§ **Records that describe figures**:
┏━━

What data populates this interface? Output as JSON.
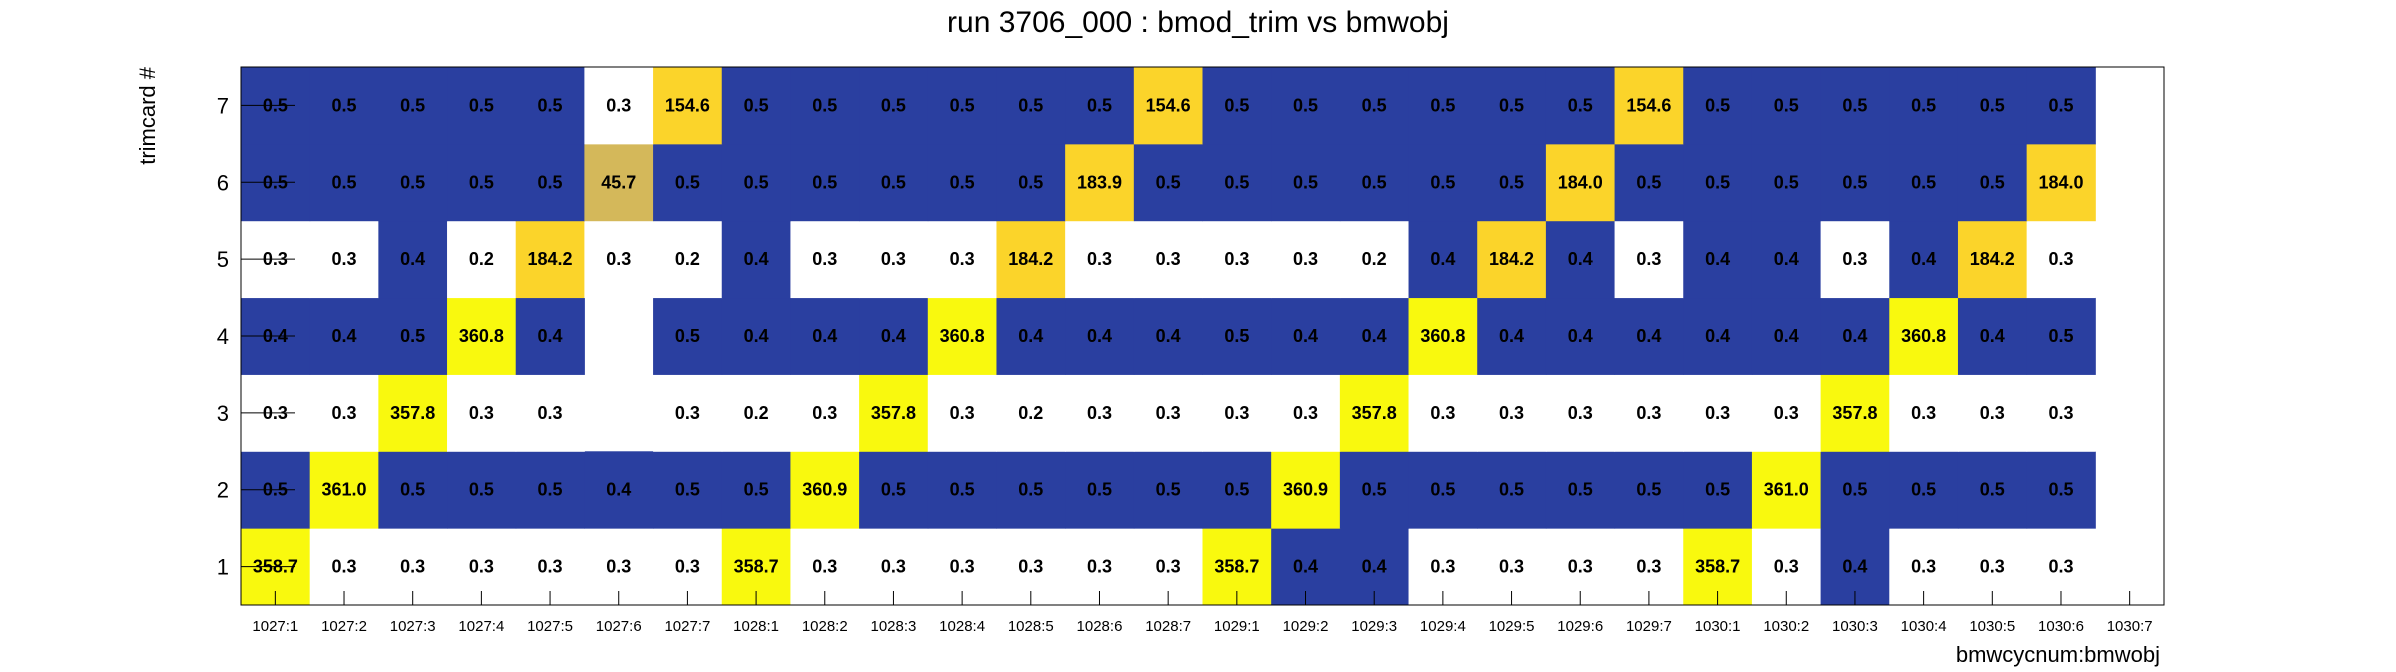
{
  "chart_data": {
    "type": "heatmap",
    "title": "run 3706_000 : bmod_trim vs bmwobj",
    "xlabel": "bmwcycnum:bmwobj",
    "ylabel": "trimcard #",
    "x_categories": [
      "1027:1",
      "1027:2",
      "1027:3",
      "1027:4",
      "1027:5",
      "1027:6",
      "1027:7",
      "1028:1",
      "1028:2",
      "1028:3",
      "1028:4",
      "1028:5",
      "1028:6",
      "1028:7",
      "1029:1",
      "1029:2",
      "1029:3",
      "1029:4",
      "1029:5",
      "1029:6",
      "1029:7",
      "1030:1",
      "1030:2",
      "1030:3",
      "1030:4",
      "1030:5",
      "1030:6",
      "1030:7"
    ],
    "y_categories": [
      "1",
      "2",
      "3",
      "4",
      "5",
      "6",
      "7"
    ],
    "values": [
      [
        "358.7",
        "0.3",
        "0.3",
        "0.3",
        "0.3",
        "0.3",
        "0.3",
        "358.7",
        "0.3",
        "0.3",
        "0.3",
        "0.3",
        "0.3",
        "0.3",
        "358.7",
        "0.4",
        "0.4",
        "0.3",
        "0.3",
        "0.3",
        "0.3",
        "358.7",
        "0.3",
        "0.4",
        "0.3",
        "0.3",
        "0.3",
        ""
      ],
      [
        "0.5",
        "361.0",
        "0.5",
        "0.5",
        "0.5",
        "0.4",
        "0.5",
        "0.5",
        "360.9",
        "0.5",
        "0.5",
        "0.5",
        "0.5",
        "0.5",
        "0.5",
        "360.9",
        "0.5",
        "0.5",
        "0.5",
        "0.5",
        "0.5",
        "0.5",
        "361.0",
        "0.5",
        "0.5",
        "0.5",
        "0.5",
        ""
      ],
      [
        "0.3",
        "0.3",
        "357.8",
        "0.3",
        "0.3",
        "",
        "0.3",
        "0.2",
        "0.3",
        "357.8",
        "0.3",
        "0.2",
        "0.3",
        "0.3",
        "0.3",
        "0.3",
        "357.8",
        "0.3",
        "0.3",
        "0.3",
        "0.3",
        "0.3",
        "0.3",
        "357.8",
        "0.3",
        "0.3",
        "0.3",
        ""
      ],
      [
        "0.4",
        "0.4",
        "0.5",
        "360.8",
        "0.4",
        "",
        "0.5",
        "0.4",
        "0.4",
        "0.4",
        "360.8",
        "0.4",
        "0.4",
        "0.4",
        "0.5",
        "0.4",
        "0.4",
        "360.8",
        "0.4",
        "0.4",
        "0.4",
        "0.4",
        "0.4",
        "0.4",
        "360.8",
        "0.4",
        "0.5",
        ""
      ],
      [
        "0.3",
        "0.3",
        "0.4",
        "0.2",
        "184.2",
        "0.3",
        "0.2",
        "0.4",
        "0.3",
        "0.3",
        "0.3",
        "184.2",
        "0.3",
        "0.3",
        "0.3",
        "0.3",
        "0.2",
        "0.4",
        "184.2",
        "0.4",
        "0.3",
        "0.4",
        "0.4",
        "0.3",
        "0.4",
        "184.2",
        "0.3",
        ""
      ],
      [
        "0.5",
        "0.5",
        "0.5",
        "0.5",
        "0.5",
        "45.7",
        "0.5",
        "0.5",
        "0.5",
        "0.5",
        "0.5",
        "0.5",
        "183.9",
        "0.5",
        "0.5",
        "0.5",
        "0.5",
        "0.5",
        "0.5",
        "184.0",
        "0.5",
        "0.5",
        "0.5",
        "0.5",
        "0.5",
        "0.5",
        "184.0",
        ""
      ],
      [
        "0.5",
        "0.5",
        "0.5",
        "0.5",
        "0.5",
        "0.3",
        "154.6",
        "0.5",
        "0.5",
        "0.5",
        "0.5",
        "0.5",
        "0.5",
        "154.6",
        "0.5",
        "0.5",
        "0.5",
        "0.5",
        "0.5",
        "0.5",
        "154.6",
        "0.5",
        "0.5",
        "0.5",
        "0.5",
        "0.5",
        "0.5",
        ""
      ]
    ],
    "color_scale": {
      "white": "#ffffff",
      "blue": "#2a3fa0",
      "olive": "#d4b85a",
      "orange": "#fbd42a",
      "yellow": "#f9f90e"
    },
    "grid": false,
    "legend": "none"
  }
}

┗━━
┏━━

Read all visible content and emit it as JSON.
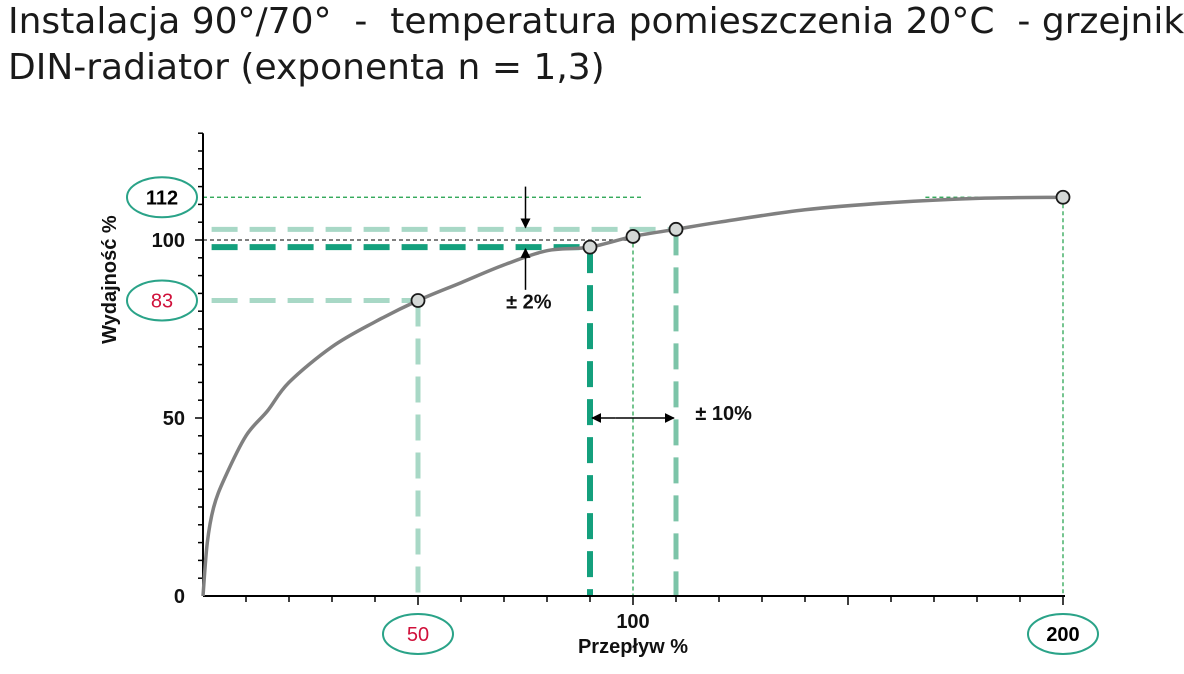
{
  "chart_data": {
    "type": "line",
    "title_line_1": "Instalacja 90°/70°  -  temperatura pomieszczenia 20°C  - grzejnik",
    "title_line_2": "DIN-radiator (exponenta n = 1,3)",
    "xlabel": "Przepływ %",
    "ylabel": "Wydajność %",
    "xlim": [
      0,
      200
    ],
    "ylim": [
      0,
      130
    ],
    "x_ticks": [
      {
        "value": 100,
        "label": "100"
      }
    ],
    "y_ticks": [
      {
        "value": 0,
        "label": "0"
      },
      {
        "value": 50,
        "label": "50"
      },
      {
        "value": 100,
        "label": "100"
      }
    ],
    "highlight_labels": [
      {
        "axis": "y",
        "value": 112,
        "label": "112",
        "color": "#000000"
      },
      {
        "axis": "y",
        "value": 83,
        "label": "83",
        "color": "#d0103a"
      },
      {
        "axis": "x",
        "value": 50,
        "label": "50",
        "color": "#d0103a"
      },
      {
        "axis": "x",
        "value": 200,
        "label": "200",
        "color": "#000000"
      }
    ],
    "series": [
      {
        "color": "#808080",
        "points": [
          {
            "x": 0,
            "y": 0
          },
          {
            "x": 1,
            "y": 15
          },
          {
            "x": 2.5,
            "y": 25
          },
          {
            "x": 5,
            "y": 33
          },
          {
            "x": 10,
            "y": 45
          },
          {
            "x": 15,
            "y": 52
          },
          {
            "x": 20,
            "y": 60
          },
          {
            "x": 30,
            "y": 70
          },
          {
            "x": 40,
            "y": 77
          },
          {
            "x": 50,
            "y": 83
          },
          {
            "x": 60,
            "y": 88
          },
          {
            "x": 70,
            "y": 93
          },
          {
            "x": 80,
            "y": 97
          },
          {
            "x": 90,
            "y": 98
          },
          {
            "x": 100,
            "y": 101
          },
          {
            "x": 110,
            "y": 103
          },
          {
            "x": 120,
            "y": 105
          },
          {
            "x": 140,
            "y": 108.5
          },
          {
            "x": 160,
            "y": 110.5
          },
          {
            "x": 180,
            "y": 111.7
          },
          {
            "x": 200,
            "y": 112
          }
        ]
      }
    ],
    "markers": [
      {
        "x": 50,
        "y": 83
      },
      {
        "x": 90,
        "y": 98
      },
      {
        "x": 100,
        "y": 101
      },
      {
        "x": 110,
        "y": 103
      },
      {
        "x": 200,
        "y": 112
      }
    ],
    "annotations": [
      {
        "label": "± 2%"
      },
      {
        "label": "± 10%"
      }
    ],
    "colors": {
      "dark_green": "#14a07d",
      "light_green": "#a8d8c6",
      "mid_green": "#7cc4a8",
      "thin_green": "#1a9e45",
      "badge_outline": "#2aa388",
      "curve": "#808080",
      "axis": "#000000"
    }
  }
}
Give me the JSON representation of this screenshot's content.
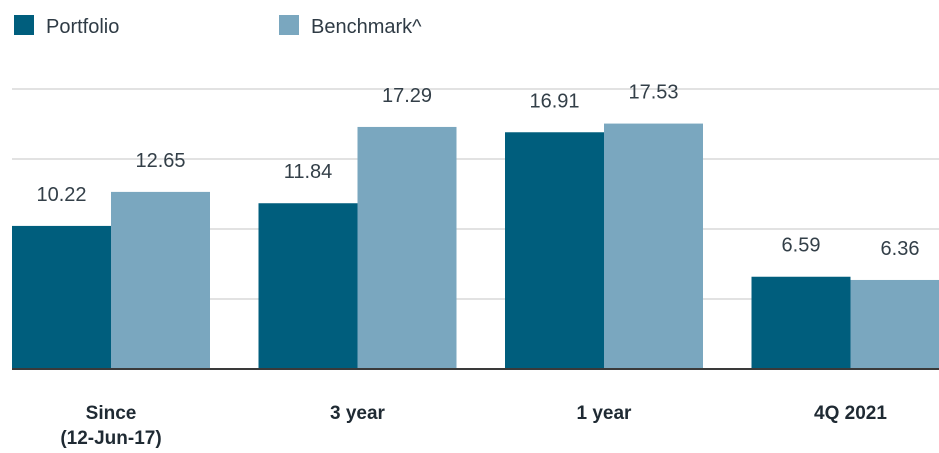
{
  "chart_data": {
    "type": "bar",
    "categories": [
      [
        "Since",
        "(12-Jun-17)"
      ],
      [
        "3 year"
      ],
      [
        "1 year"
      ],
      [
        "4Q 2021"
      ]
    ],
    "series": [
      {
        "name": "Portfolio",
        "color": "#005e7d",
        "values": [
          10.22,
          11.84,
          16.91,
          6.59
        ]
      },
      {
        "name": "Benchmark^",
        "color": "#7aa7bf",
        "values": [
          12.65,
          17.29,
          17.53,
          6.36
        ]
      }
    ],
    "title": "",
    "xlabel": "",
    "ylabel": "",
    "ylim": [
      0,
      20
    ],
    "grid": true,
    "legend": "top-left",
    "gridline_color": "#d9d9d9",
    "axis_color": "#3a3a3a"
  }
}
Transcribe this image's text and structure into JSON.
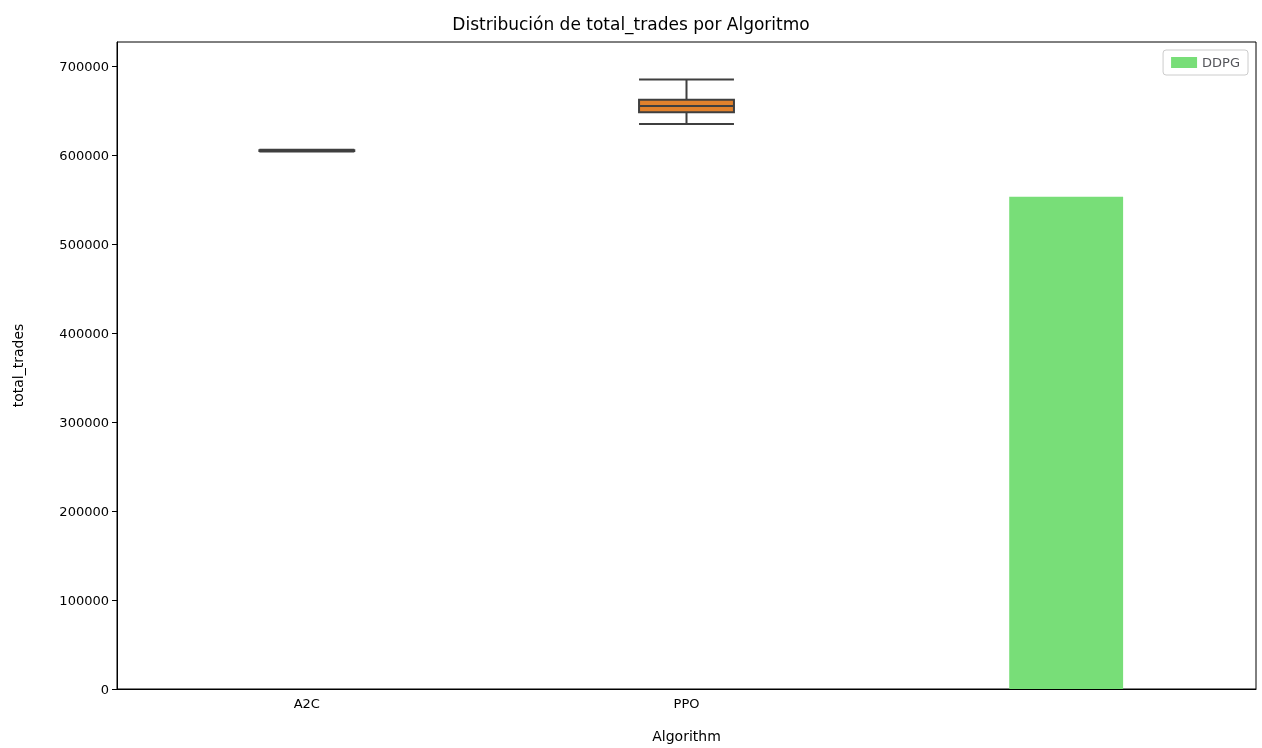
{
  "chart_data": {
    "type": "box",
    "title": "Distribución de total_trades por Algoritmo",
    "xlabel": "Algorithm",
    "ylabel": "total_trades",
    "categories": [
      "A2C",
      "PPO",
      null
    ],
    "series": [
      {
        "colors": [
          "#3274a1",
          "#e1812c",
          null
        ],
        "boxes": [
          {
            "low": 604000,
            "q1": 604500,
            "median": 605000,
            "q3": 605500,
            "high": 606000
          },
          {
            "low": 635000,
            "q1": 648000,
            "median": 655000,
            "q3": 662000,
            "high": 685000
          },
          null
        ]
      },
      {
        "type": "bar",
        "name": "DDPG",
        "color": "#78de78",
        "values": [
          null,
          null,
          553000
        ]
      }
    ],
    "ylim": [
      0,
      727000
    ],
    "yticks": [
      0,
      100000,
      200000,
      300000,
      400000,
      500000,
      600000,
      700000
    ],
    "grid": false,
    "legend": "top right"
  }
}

┗━━

§ **PROBLEM DESCRIPTION**: Your task is to pick out every line with the string "content" and copy it.

§ **THE RESULT**:
Read all visible content and emit it as JSON.
Give me the JSON representation of this screenshot's content.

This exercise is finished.